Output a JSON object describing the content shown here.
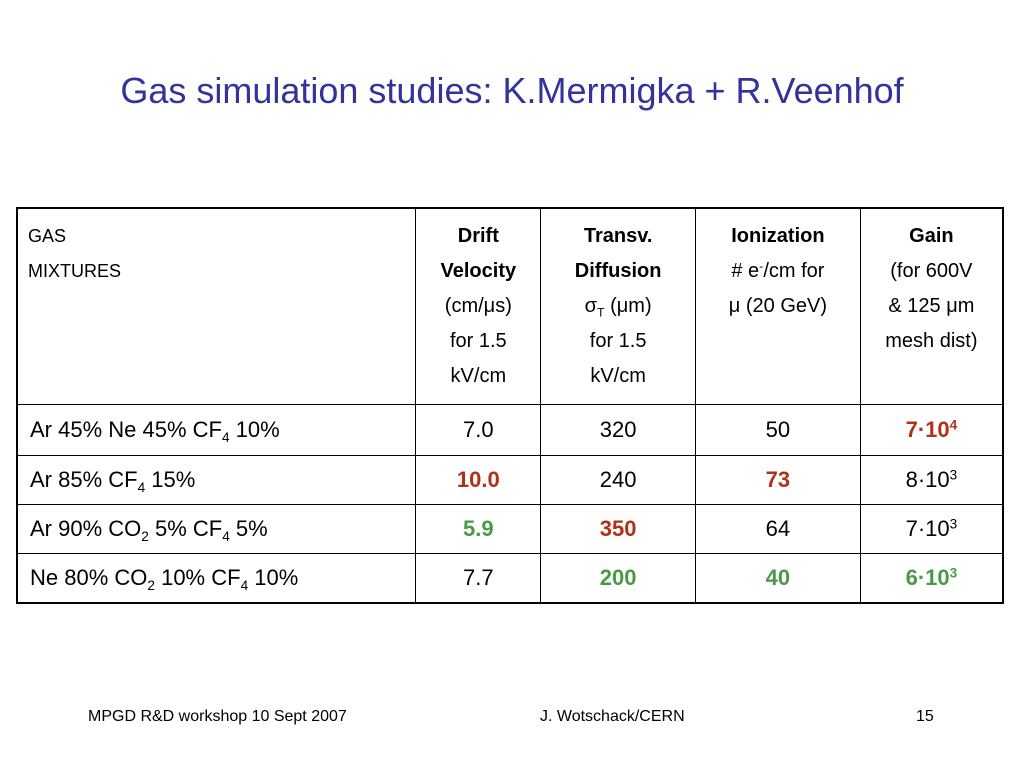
{
  "title": "Gas simulation studies: K.Mermigka + R.Veenhof",
  "colors": {
    "title": "#333399",
    "best": "#b03018",
    "worst": "#4a9a45"
  },
  "table": {
    "header": {
      "mixtures": [
        "GAS",
        "MIXTURES"
      ],
      "drift": {
        "bold": [
          "Drift",
          "Velocity"
        ],
        "lines": [
          "(cm/μs)",
          "for 1.5",
          "kV/cm"
        ]
      },
      "transv": {
        "bold": [
          "Transv.",
          "Diffusion"
        ],
        "sigma": "σ",
        "sigma_sub": "T",
        "sigma_unit": " (μm)",
        "lines": [
          "for 1.5",
          "kV/cm"
        ]
      },
      "ionization": {
        "bold": [
          "Ionization"
        ],
        "pre": "# e",
        "sup": "-",
        "post": "/cm for",
        "line2": "μ (20 GeV)"
      },
      "gain": {
        "bold": [
          "Gain"
        ],
        "lines": [
          "(for 600V",
          "& 125 μm",
          "mesh dist)"
        ]
      }
    },
    "rows": [
      {
        "mixture": {
          "p1": "Ar 45%  Ne 45%   CF",
          "s1": "4",
          "p2": " 10%",
          "s2": "",
          "p3": ""
        },
        "drift": "7.0",
        "transv": "320",
        "ionization": "50",
        "gain_base": "7·10",
        "gain_exp": "4"
      },
      {
        "mixture": {
          "p1": "Ar 85%  CF",
          "s1": "4",
          "p2": " 15%",
          "s2": "",
          "p3": ""
        },
        "drift": "10.0",
        "transv": "240",
        "ionization": "73",
        "gain_base": "8·10",
        "gain_exp": "3"
      },
      {
        "mixture": {
          "p1": "Ar 90%  CO",
          "s1": "2",
          "p2": " 5%    CF",
          "s2": "4",
          "p3": " 5%"
        },
        "drift": "5.9",
        "transv": "350",
        "ionization": "64",
        "gain_base": "7·10",
        "gain_exp": "3"
      },
      {
        "mixture": {
          "p1": "Ne 80% CO",
          "s1": "2",
          "p2": " 10%  CF",
          "s2": "4",
          "p3": " 10%"
        },
        "drift": "7.7",
        "transv": "200",
        "ionization": "40",
        "gain_base": "6·10",
        "gain_exp": "3"
      }
    ]
  },
  "footer": {
    "left": "MPGD R&D workshop 10 Sept 2007",
    "center": "J. Wotschack/CERN",
    "page": "15"
  }
}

## Exercise goal
Set the listing down in full and exactly. Pictures within it should not appear in the copy.

## Answer to this task
Output a JSON object describing the content shown here.
{
  "title": "Gas simulation studies: K.Mermigka + R.Veenhof",
  "colors": {
    "title": "#333399",
    "best": "#b03018",
    "worst": "#4a9a45"
  },
  "table": {
    "header": {
      "mixtures": [
        "GAS",
        "MIXTURES"
      ],
      "drift": {
        "bold": [
          "Drift",
          "Velocity"
        ],
        "lines": [
          "(cm/μs)",
          "for 1.5",
          "kV/cm"
        ]
      },
      "transv": {
        "bold": [
          "Transv.",
          "Diffusion"
        ],
        "sigma": "σ",
        "sigma_sub": "T",
        "sigma_unit": " (μm)",
        "lines": [
          "for 1.5",
          "kV/cm"
        ]
      },
      "ionization": {
        "bold": [
          "Ionization"
        ],
        "pre": "# e",
        "sup": "-",
        "post": "/cm for",
        "line2": "μ (20 GeV)"
      },
      "gain": {
        "bold": [
          "Gain"
        ],
        "lines": [
          "(for 600V",
          "& 125 μm",
          "mesh dist)"
        ]
      }
    },
    "rows": [
      {
        "mixture": {
          "p1": "Ar 45%  Ne 45%   CF",
          "s1": "4",
          "p2": " 10%",
          "s2": "",
          "p3": ""
        },
        "drift": "7.0",
        "transv": "320",
        "ionization": "50",
        "gain_base": "7·10",
        "gain_exp": "4"
      },
      {
        "mixture": {
          "p1": "Ar 85%  CF",
          "s1": "4",
          "p2": " 15%",
          "s2": "",
          "p3": ""
        },
        "drift": "10.0",
        "transv": "240",
        "ionization": "73",
        "gain_base": "8·10",
        "gain_exp": "3"
      },
      {
        "mixture": {
          "p1": "Ar 90%  CO",
          "s1": "2",
          "p2": " 5%    CF",
          "s2": "4",
          "p3": " 5%"
        },
        "drift": "5.9",
        "transv": "350",
        "ionization": "64",
        "gain_base": "7·10",
        "gain_exp": "3"
      },
      {
        "mixture": {
          "p1": "Ne 80% CO",
          "s1": "2",
          "p2": " 10%  CF",
          "s2": "4",
          "p3": " 10%"
        },
        "drift": "7.7",
        "transv": "200",
        "ionization": "40",
        "gain_base": "6·10",
        "gain_exp": "3"
      }
    ]
  },
  "footer": {
    "left": "MPGD R&D workshop 10 Sept 2007",
    "center": "J. Wotschack/CERN",
    "page": "15"
  }
}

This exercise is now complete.